Find the lines in these entries that include the word "SELL" and state how many there are, with no other words.

Data entries for graphics
● ● ● ●

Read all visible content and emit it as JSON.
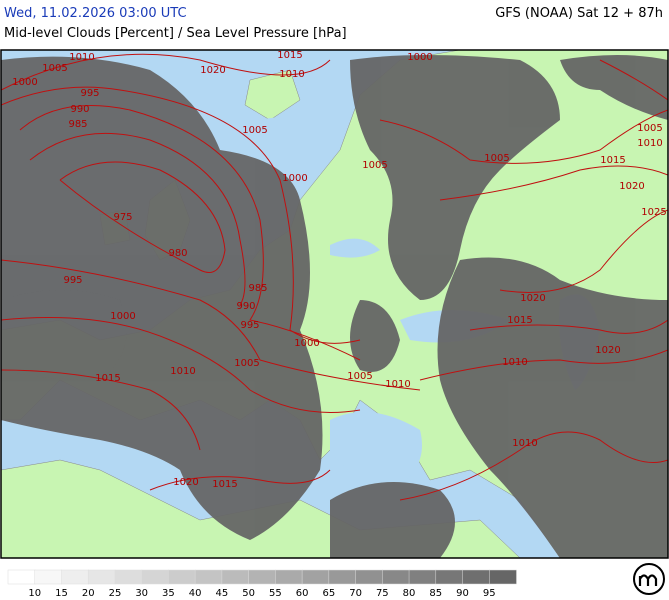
{
  "header": {
    "left": "Wed, 11.02.2026 03:00 UTC",
    "right": "GFS (NOAA) Sat 12 + 87h",
    "subtitle": "Mid-level Clouds [Percent] / Sea Level Pressure [hPa]"
  },
  "isobar_labels": [
    1010,
    1015,
    1000,
    1005,
    1020,
    1010,
    1000,
    995,
    990,
    985,
    1005,
    1005,
    1010,
    1005,
    1005,
    1015,
    1000,
    1020,
    1025,
    975,
    980,
    995,
    985,
    1020,
    990,
    1000,
    1015,
    995,
    1000,
    1020,
    1005,
    1010,
    1010,
    1015,
    1005,
    1010,
    1010,
    1020,
    1015
  ],
  "legend": {
    "values": [
      10,
      15,
      20,
      25,
      30,
      35,
      40,
      45,
      50,
      55,
      60,
      65,
      70,
      75,
      80,
      85,
      90,
      95
    ]
  }
}
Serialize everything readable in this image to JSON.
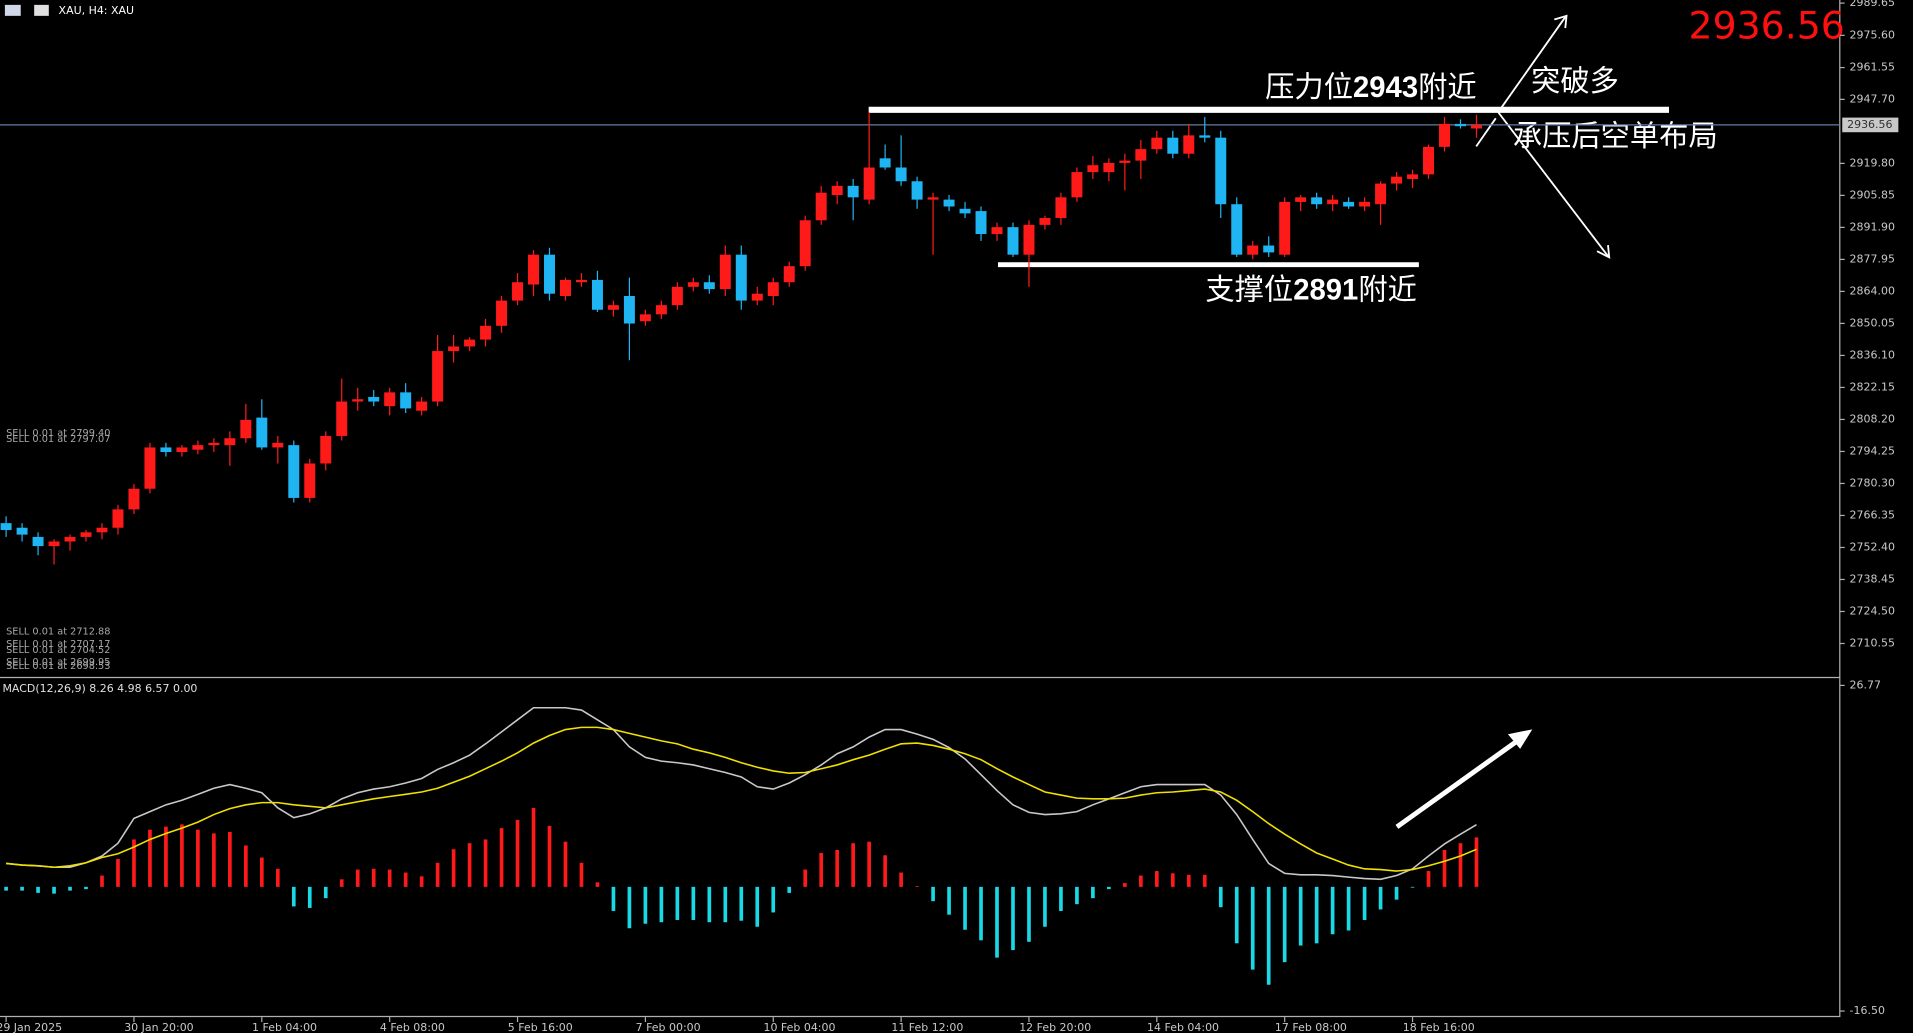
{
  "header": {
    "symbol": "XAU, H4: XAU"
  },
  "chart_data": [
    {
      "type": "candlestick",
      "categories": [
        "29 Jan 2025",
        null,
        null,
        null,
        null,
        null,
        null,
        null,
        "30 Jan 20:00",
        null,
        null,
        null,
        null,
        null,
        null,
        null,
        "1 Feb 04:00",
        null,
        null,
        null,
        null,
        null,
        null,
        null,
        "4 Feb 08:00",
        null,
        null,
        null,
        null,
        null,
        null,
        null,
        "5 Feb 16:00",
        null,
        null,
        null,
        null,
        null,
        null,
        null,
        "7 Feb 00:00",
        null,
        null,
        null,
        null,
        null,
        null,
        null,
        "10 Feb 04:00",
        null,
        null,
        null,
        null,
        null,
        null,
        null,
        "11 Feb 12:00",
        null,
        null,
        null,
        null,
        null,
        null,
        null,
        "12 Feb 20:00",
        null,
        null,
        null,
        null,
        null,
        null,
        null,
        "14 Feb 04:00",
        null,
        null,
        null,
        null,
        null,
        null,
        null,
        "17 Feb 08:00",
        null,
        null,
        null,
        null,
        null,
        null,
        null,
        "18 Feb 16:00",
        null,
        null,
        null,
        null
      ],
      "open": [
        2763,
        2761,
        2757,
        2753,
        2755,
        2757,
        2759,
        2761,
        2769,
        2778,
        2796,
        2794,
        2795,
        2797,
        2797,
        2800,
        2809,
        2796,
        2797,
        2774,
        2789,
        2801,
        2816,
        2818,
        2814,
        2820,
        2812,
        2816,
        2838,
        2840,
        2843,
        2849,
        2860,
        2867,
        2880,
        2862,
        2868,
        2869,
        2856,
        2862,
        2851,
        2854,
        2858,
        2866,
        2868,
        2865,
        2880,
        2860,
        2862,
        2868,
        2875,
        2895,
        2906,
        2910,
        2904,
        2922,
        2918,
        2912,
        2904,
        2904,
        2900,
        2899,
        2889,
        2892,
        2880,
        2893,
        2896,
        2905,
        2916,
        2916,
        2920,
        2921,
        2926,
        2931,
        2924,
        2932,
        2931,
        2902,
        2880,
        2884,
        2880,
        2903,
        2905,
        2902,
        2903,
        2901,
        2902,
        2911,
        2913,
        2915,
        2927,
        2937,
        2935
      ],
      "high": [
        2766,
        2763,
        2759,
        2756,
        2758,
        2760,
        2763,
        2771,
        2780,
        2798,
        2798,
        2797,
        2799,
        2800,
        2803,
        2815,
        2817,
        2801,
        2799,
        2791,
        2803,
        2826,
        2822,
        2821,
        2822,
        2824,
        2818,
        2845,
        2845,
        2844,
        2852,
        2862,
        2872,
        2882,
        2883,
        2870,
        2872,
        2873,
        2860,
        2870,
        2856,
        2860,
        2868,
        2870,
        2871,
        2884,
        2884,
        2866,
        2870,
        2877,
        2897,
        2910,
        2912,
        2913,
        2942,
        2928,
        2932,
        2914,
        2907,
        2906,
        2903,
        2901,
        2894,
        2894,
        2895,
        2897,
        2907,
        2918,
        2923,
        2922,
        2924,
        2930,
        2934,
        2934,
        2937,
        2940,
        2934,
        2905,
        2886,
        2888,
        2905,
        2906,
        2907,
        2906,
        2905,
        2905,
        2912,
        2916,
        2917,
        2928,
        2940,
        2939,
        2941
      ],
      "low": [
        2757,
        2755,
        2749,
        2745,
        2751,
        2755,
        2756,
        2758,
        2767,
        2776,
        2792,
        2792,
        2793,
        2794,
        2788,
        2798,
        2795,
        2789,
        2772,
        2772,
        2786,
        2799,
        2812,
        2814,
        2810,
        2811,
        2810,
        2814,
        2833,
        2838,
        2840,
        2846,
        2858,
        2862,
        2860,
        2860,
        2866,
        2855,
        2853,
        2834,
        2849,
        2852,
        2856,
        2864,
        2863,
        2862,
        2856,
        2858,
        2858,
        2866,
        2873,
        2893,
        2902,
        2895,
        2902,
        2917,
        2910,
        2900,
        2880,
        2899,
        2896,
        2886,
        2886,
        2879,
        2866,
        2891,
        2893,
        2903,
        2913,
        2912,
        2908,
        2913,
        2924,
        2922,
        2922,
        2929,
        2896,
        2879,
        2878,
        2879,
        2879,
        2899,
        2900,
        2899,
        2900,
        2899,
        2893,
        2908,
        2909,
        2913,
        2925,
        2935,
        2931
      ],
      "close": [
        2760,
        2758,
        2753,
        2755,
        2757,
        2759,
        2761,
        2769,
        2778,
        2796,
        2794,
        2796,
        2797,
        2798,
        2800,
        2808,
        2796,
        2798,
        2774,
        2789,
        2801,
        2816,
        2817,
        2816,
        2820,
        2813,
        2816,
        2838,
        2840,
        2843,
        2849,
        2860,
        2868,
        2880,
        2863,
        2869,
        2869,
        2856,
        2858,
        2850,
        2854,
        2858,
        2866,
        2868,
        2865,
        2880,
        2860,
        2863,
        2868,
        2875,
        2895,
        2907,
        2910,
        2905,
        2918,
        2918,
        2912,
        2904,
        2905,
        2901,
        2898,
        2889,
        2892,
        2880,
        2893,
        2896,
        2905,
        2916,
        2919,
        2920,
        2921,
        2926,
        2931,
        2924,
        2932,
        2931,
        2902,
        2880,
        2884,
        2881,
        2903,
        2905,
        2902,
        2904,
        2901,
        2903,
        2911,
        2914,
        2915,
        2927,
        2937,
        2936,
        2936.56
      ],
      "up_color": "#ff1a1a",
      "down_color": "#1fb4f2",
      "ylim": [
        2696,
        2991
      ],
      "yticks": [
        2989.65,
        {
          "value": 2975.6,
          "label": "2975.60"
        },
        2961.55,
        {
          "value": 2947.7,
          "label": "2947.70"
        },
        {
          "value": 2919.8,
          "label": "2919.80"
        },
        2905.85,
        {
          "value": 2891.9,
          "label": "2891.90"
        },
        2877.95,
        {
          "value": 2864,
          "label": "2864.00"
        },
        2850.05,
        {
          "value": 2836.1,
          "label": "2836.10"
        },
        2822.15,
        {
          "value": 2808.2,
          "label": "2808.20"
        },
        2794.25,
        {
          "value": 2780.3,
          "label": "2780.30"
        },
        2766.35,
        {
          "value": 2752.4,
          "label": "2752.40"
        },
        2738.45,
        {
          "value": 2724.5,
          "label": "2724.50"
        },
        2710.55
      ],
      "current_price": 2936.56,
      "annotations": {
        "resistance": [
          "压力位",
          "2943",
          "附近"
        ],
        "breakout": "突破多",
        "short": "承压后空单布局",
        "support": [
          "支撑位",
          "2891",
          "附近"
        ]
      },
      "orders": [
        "SELL 0.01 at 2799.40",
        "SELL 0.01 at 2797.07",
        "SELL 0.01 at 2712.88",
        "SELL 0.01 at 2707.17",
        "SELL 0.01 at 2704.52",
        "SELL 0.01 at 2699.95",
        "SELL 0.01 at 2698.53"
      ]
    },
    {
      "type": "macd",
      "title": "MACD(12,26,9) 8.26 4.98 6.57 0.00",
      "histogram": {
        "up_color": "#ff1a1a",
        "down_color": "#19d9e6",
        "values": [
          -0.5,
          -0.5,
          -0.8,
          -0.9,
          -0.5,
          -0.3,
          1.5,
          3.7,
          6.3,
          7.6,
          8.0,
          8.3,
          7.6,
          7.1,
          7.3,
          5.5,
          3.9,
          2.4,
          -2.6,
          -2.8,
          -1.5,
          1.0,
          2.3,
          2.4,
          2.3,
          1.9,
          1.4,
          3.2,
          5.0,
          5.8,
          6.3,
          7.8,
          8.9,
          10.5,
          8.1,
          6.0,
          3.2,
          0.6,
          -3.2,
          -5.5,
          -4.9,
          -4.7,
          -4.4,
          -4.4,
          -4.7,
          -4.7,
          -4.5,
          -5.3,
          -3.4,
          -0.8,
          2.3,
          4.5,
          4.9,
          5.8,
          6.0,
          4.2,
          1.9,
          0.1,
          -1.9,
          -3.7,
          -5.7,
          -7.1,
          -9.4,
          -8.4,
          -7.3,
          -5.3,
          -3.2,
          -2.3,
          -1.5,
          -0.3,
          0.5,
          1.5,
          2.1,
          1.8,
          1.6,
          1.6,
          -2.7,
          -7.5,
          -11.0,
          -13.0,
          -10.0,
          -7.8,
          -7.5,
          -6.3,
          -5.8,
          -4.4,
          -3.0,
          -1.7,
          -0.1,
          2.1,
          4.9,
          5.8,
          6.57
        ]
      },
      "series": [
        {
          "color": "#c8c8c8",
          "values": [
            3.1,
            2.9,
            2.8,
            2.6,
            2.6,
            3.2,
            4.1,
            5.8,
            9.1,
            10.0,
            10.9,
            11.5,
            12.3,
            13.1,
            13.6,
            13.1,
            12.5,
            10.5,
            9.2,
            9.7,
            10.5,
            11.7,
            12.5,
            13.0,
            13.3,
            13.8,
            14.4,
            15.6,
            16.5,
            17.5,
            19.0,
            20.6,
            22.2,
            23.8,
            23.8,
            23.8,
            23.5,
            22.2,
            20.9,
            18.6,
            17.2,
            16.7,
            16.5,
            16.2,
            15.7,
            15.2,
            14.6,
            13.3,
            13.0,
            13.8,
            14.9,
            16.2,
            17.7,
            18.6,
            19.9,
            20.9,
            20.9,
            20.3,
            19.6,
            18.5,
            17.0,
            14.9,
            12.8,
            10.9,
            9.9,
            9.6,
            9.7,
            10.0,
            10.9,
            11.7,
            12.5,
            13.3,
            13.6,
            13.6,
            13.6,
            13.6,
            12.2,
            9.6,
            6.3,
            3.1,
            1.8,
            1.6,
            1.6,
            1.5,
            1.3,
            1.1,
            1.0,
            1.5,
            2.4,
            4.1,
            5.7,
            7.0,
            8.26
          ]
        },
        {
          "color": "#f0e000",
          "values": [
            3.1,
            2.9,
            2.8,
            2.6,
            2.8,
            3.2,
            3.9,
            4.4,
            5.3,
            6.3,
            7.1,
            7.8,
            8.6,
            9.6,
            10.4,
            10.9,
            11.2,
            11.2,
            10.9,
            10.7,
            10.5,
            10.9,
            11.3,
            11.7,
            12.0,
            12.3,
            12.6,
            13.1,
            13.9,
            14.7,
            15.7,
            16.7,
            17.8,
            19.1,
            20.1,
            20.9,
            21.2,
            21.2,
            20.9,
            20.4,
            19.9,
            19.4,
            19.0,
            18.3,
            17.8,
            17.2,
            16.5,
            15.9,
            15.4,
            15.1,
            15.2,
            15.7,
            16.2,
            16.9,
            17.5,
            18.3,
            19.0,
            19.1,
            18.8,
            18.3,
            17.7,
            16.9,
            15.7,
            14.6,
            13.6,
            12.6,
            12.2,
            11.8,
            11.7,
            11.7,
            11.8,
            12.2,
            12.5,
            12.6,
            12.8,
            13.0,
            12.6,
            11.5,
            10.0,
            8.4,
            7.0,
            5.7,
            4.5,
            3.7,
            2.9,
            2.4,
            2.3,
            2.1,
            2.3,
            2.8,
            3.4,
            4.1,
            4.98
          ]
        }
      ],
      "ylim": [
        -17.15,
        27.74
      ],
      "yticks": [
        26.77,
        {
          "value": -16.5,
          "label": "-16.50"
        }
      ]
    }
  ]
}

● ● ● ●

◆ **Output**: 7